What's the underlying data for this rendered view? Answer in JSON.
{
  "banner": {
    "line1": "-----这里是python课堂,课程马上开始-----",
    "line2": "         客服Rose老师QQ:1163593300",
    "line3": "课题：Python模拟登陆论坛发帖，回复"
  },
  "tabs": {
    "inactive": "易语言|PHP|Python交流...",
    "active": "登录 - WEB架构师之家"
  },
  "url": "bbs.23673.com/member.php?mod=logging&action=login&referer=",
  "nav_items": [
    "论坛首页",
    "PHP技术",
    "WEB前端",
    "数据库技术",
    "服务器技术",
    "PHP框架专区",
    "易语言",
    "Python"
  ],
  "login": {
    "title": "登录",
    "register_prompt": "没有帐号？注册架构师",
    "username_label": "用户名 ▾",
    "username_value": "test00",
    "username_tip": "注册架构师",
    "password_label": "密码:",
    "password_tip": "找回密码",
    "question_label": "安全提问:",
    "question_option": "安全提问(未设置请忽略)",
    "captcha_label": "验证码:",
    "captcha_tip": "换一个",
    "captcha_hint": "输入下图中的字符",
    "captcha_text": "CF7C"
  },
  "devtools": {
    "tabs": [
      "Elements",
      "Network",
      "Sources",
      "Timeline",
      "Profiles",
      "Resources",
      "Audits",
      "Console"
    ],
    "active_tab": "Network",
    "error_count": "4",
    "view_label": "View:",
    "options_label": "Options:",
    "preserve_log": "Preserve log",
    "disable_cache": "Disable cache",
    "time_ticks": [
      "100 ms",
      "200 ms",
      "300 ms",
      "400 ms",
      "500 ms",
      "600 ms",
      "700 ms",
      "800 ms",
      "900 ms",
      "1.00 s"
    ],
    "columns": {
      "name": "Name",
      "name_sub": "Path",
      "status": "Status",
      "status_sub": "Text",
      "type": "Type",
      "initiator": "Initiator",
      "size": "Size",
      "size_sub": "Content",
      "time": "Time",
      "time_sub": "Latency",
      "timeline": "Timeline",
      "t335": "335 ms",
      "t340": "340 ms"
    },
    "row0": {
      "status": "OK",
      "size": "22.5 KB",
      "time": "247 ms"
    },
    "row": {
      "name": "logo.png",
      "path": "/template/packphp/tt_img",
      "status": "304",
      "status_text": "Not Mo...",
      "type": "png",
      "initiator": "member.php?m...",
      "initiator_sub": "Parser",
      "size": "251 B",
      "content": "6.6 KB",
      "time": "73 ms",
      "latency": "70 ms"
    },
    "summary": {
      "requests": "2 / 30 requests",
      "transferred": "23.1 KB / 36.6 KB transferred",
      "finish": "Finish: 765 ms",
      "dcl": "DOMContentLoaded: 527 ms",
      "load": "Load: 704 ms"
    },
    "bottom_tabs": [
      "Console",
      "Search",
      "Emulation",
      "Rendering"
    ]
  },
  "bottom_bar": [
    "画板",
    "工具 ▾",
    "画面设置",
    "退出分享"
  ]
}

##########

Prompt: Output all preceding records character for character.

Correct answer:
What's the underlying data for this rendered view? Answer in JSON.
{
  "banner": {
    "line1": "-----这里是python课堂,课程马上开始-----",
    "line2": "         客服Rose老师QQ:1163593300",
    "line3": "课题：Python模拟登陆论坛发帖，回复"
  },
  "tabs": {
    "inactive": "易语言|PHP|Python交流...",
    "active": "登录 - WEB架构师之家"
  },
  "url": "bbs.23673.com/member.php?mod=logging&action=login&referer=",
  "nav_items": [
    "论坛首页",
    "PHP技术",
    "WEB前端",
    "数据库技术",
    "服务器技术",
    "PHP框架专区",
    "易语言",
    "Python"
  ],
  "login": {
    "title": "登录",
    "register_prompt": "没有帐号？注册架构师",
    "username_label": "用户名 ▾",
    "username_value": "test00",
    "username_tip": "注册架构师",
    "password_label": "密码:",
    "password_tip": "找回密码",
    "question_label": "安全提问:",
    "question_option": "安全提问(未设置请忽略)",
    "captcha_label": "验证码:",
    "captcha_tip": "换一个",
    "captcha_hint": "输入下图中的字符",
    "captcha_text": "CF7C"
  },
  "devtools": {
    "tabs": [
      "Elements",
      "Network",
      "Sources",
      "Timeline",
      "Profiles",
      "Resources",
      "Audits",
      "Console"
    ],
    "active_tab": "Network",
    "error_count": "4",
    "view_label": "View:",
    "options_label": "Options:",
    "preserve_log": "Preserve log",
    "disable_cache": "Disable cache",
    "time_ticks": [
      "100 ms",
      "200 ms",
      "300 ms",
      "400 ms",
      "500 ms",
      "600 ms",
      "700 ms",
      "800 ms",
      "900 ms",
      "1.00 s"
    ],
    "columns": {
      "name": "Name",
      "name_sub": "Path",
      "status": "Status",
      "status_sub": "Text",
      "type": "Type",
      "initiator": "Initiator",
      "size": "Size",
      "size_sub": "Content",
      "time": "Time",
      "time_sub": "Latency",
      "timeline": "Timeline",
      "t335": "335 ms",
      "t340": "340 ms"
    },
    "row0": {
      "status": "OK",
      "size": "22.5 KB",
      "time": "247 ms"
    },
    "row": {
      "name": "logo.png",
      "path": "/template/packphp/tt_img",
      "status": "304",
      "status_text": "Not Mo...",
      "type": "png",
      "initiator": "member.php?m...",
      "initiator_sub": "Parser",
      "size": "251 B",
      "content": "6.6 KB",
      "time": "73 ms",
      "latency": "70 ms"
    },
    "summary": {
      "requests": "2 / 30 requests",
      "transferred": "23.1 KB / 36.6 KB transferred",
      "finish": "Finish: 765 ms",
      "dcl": "DOMContentLoaded: 527 ms",
      "load": "Load: 704 ms"
    },
    "bottom_tabs": [
      "Console",
      "Search",
      "Emulation",
      "Rendering"
    ]
  },
  "bottom_bar": [
    "画板",
    "工具 ▾",
    "画面设置",
    "退出分享"
  ]
}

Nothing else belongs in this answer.